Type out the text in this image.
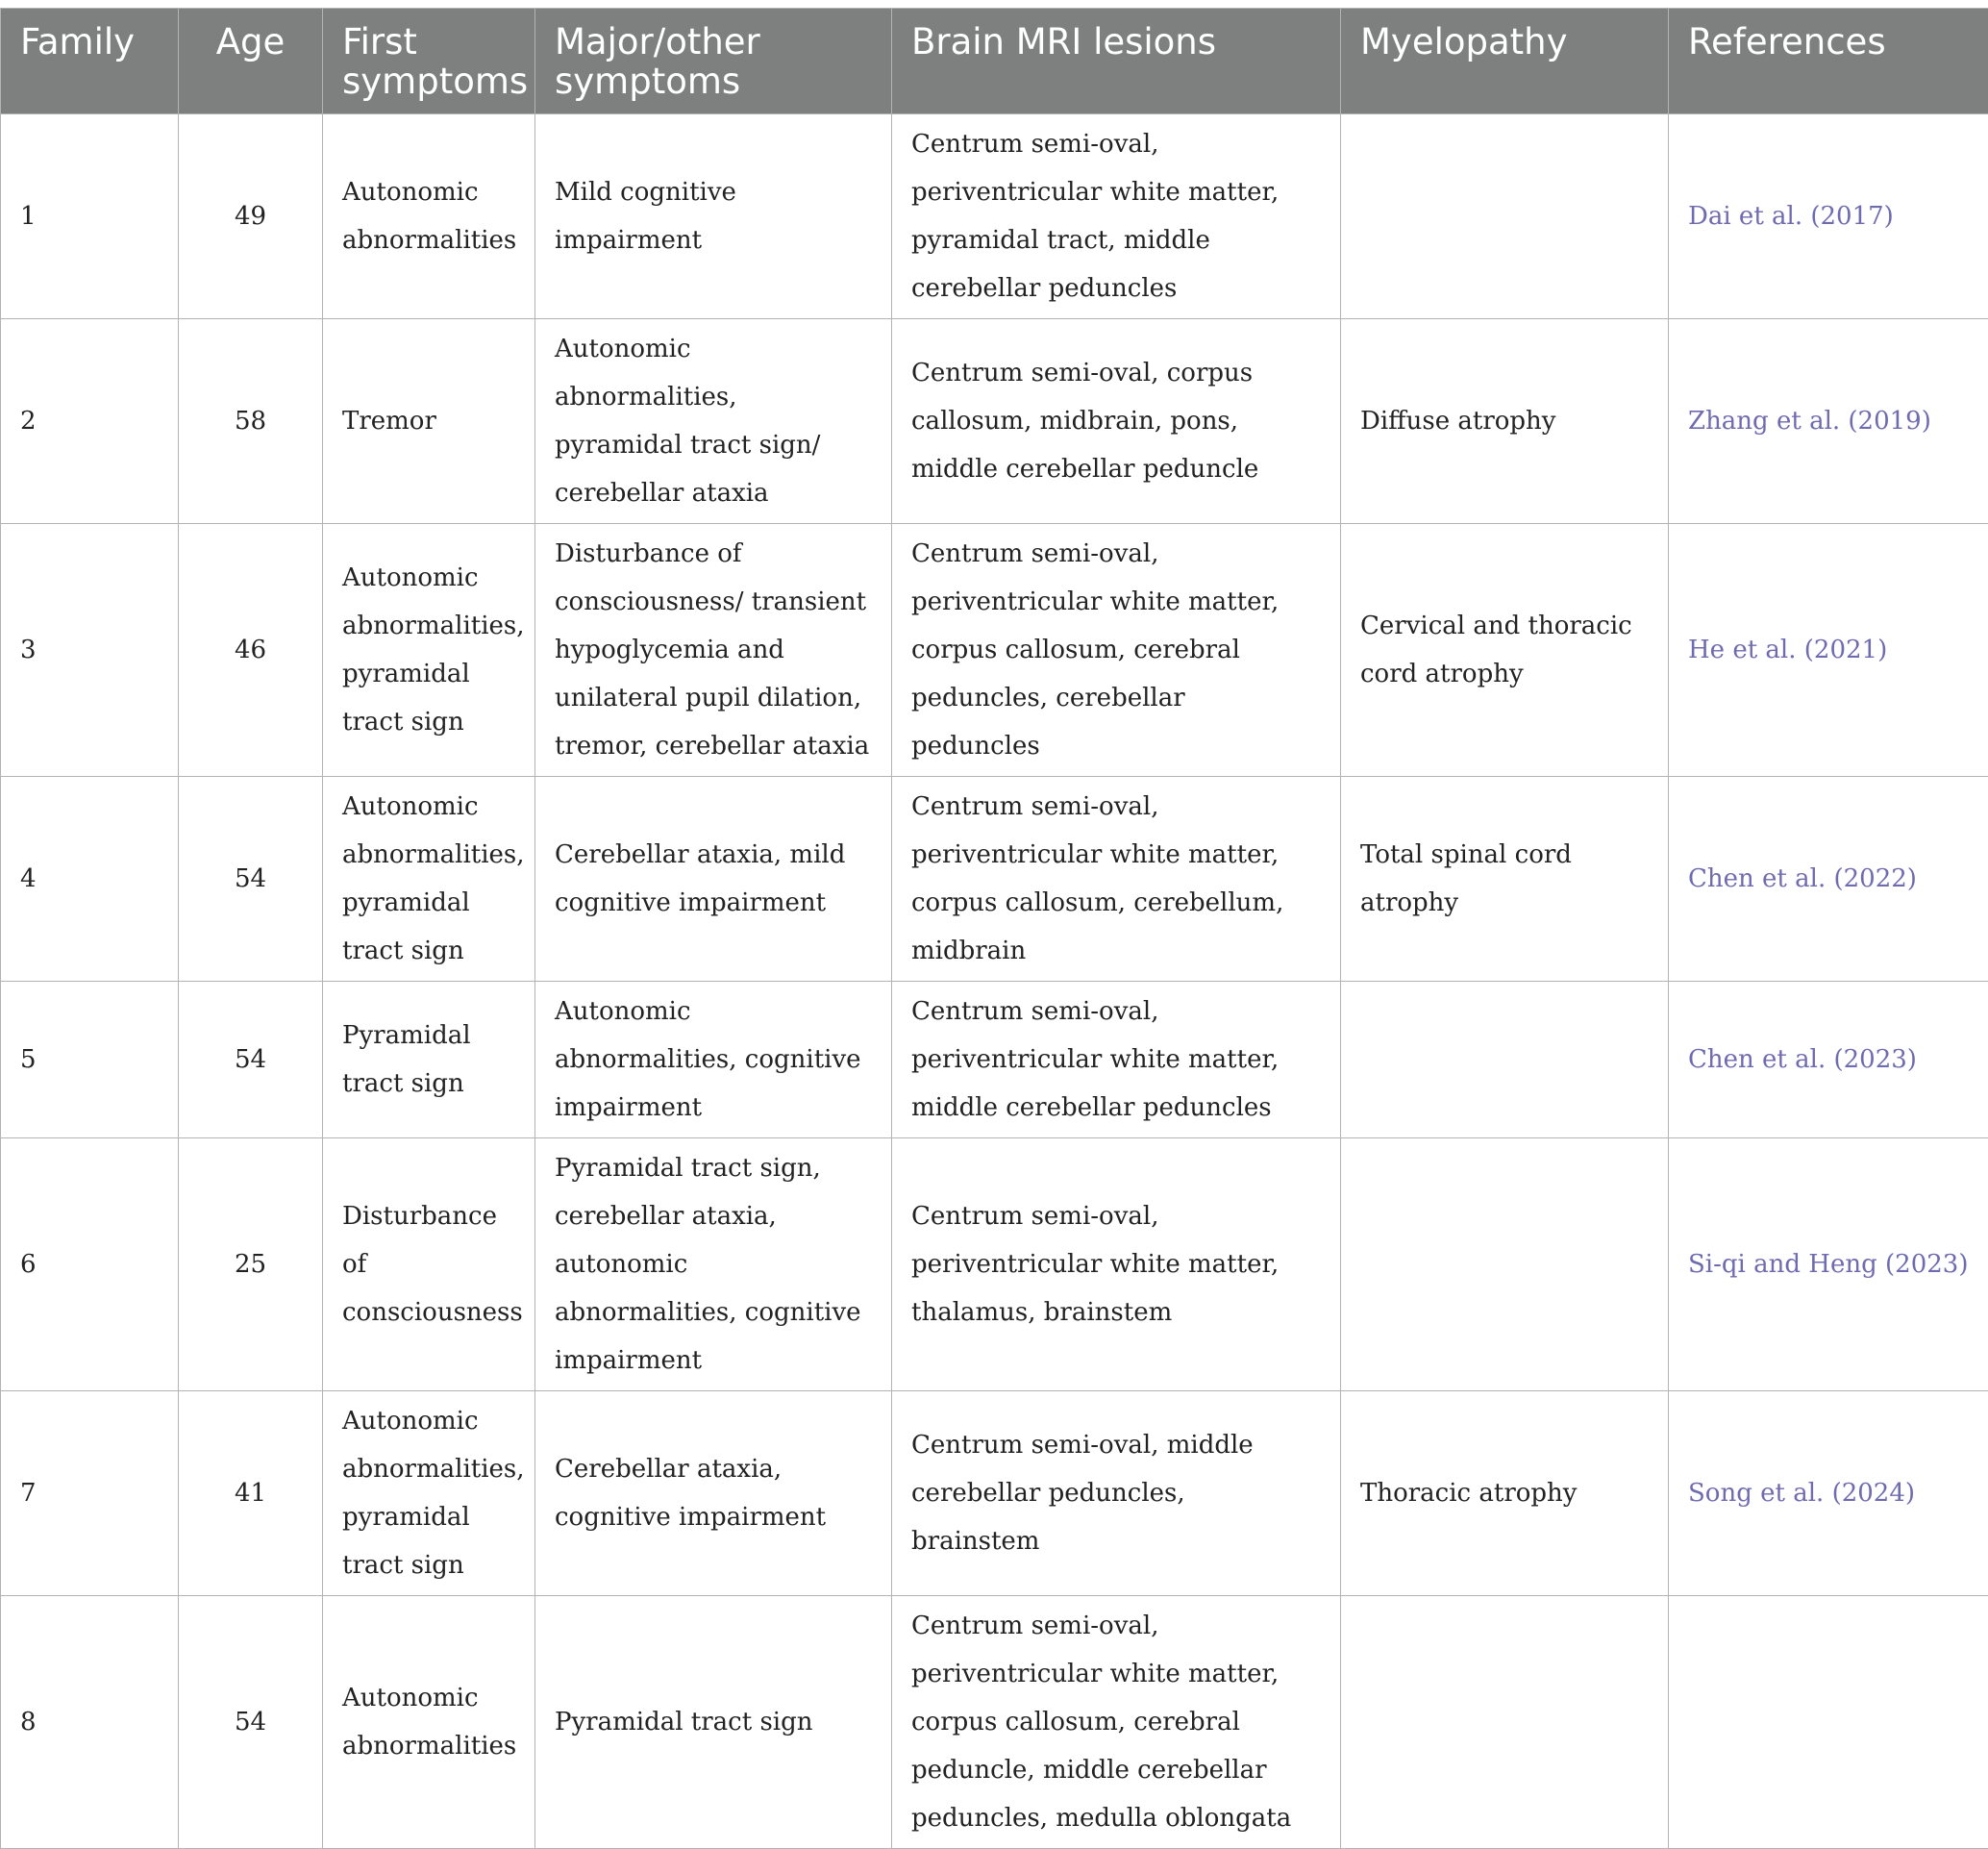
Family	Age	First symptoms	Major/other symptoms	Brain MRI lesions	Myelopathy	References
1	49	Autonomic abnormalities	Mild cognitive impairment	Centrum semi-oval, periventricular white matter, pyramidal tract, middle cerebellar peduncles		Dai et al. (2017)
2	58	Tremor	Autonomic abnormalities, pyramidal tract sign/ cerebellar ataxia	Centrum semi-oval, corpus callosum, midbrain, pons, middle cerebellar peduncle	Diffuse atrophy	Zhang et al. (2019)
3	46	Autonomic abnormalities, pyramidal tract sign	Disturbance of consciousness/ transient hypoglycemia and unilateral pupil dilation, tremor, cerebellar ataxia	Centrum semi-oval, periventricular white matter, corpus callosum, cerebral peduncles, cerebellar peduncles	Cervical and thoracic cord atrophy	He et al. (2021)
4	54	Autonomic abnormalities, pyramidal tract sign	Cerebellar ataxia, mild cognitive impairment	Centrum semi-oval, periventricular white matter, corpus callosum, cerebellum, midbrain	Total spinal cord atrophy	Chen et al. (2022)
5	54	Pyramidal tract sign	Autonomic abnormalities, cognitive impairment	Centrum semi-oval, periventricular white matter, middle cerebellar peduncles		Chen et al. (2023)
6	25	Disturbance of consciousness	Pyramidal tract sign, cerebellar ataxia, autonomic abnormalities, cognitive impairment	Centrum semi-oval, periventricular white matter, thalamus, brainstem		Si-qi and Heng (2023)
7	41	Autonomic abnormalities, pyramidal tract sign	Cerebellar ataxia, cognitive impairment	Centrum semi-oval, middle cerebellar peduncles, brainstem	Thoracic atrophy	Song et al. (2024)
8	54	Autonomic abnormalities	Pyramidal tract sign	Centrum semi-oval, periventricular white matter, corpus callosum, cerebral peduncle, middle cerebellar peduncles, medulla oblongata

───

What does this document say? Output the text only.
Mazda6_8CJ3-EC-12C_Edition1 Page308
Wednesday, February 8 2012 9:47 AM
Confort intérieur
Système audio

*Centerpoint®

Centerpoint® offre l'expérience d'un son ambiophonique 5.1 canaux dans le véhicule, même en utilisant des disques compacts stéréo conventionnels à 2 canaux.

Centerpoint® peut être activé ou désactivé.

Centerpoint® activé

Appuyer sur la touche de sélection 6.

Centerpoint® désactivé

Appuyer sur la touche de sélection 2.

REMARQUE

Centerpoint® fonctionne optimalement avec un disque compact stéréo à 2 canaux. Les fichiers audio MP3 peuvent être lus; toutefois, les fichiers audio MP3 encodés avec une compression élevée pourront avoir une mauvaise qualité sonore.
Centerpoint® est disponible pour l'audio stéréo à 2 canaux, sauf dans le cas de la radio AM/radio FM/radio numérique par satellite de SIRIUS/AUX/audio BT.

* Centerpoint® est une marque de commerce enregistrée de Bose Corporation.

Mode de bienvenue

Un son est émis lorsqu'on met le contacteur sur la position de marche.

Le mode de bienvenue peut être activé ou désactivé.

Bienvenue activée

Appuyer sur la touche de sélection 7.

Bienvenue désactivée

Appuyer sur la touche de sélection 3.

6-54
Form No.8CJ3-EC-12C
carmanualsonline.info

───

Stated goal: Find each line holding the word "brainstem" and copy it.

Problem solution:
6	25	Disturbance of consciousness	Pyramidal tract sign, cerebellar ataxia, autonomic abnormalities, cognitive impairment	Centrum semi-oval, periventricular white matter, thalamus, brainstem		Si-qi and Heng (2023)
7	41	Autonomic abnormalities, pyramidal tract sign	Cerebellar ataxia, cognitive impairment	Centrum semi-oval, middle cerebellar peduncles, brainstem	Thoracic atrophy	Song et al. (2024)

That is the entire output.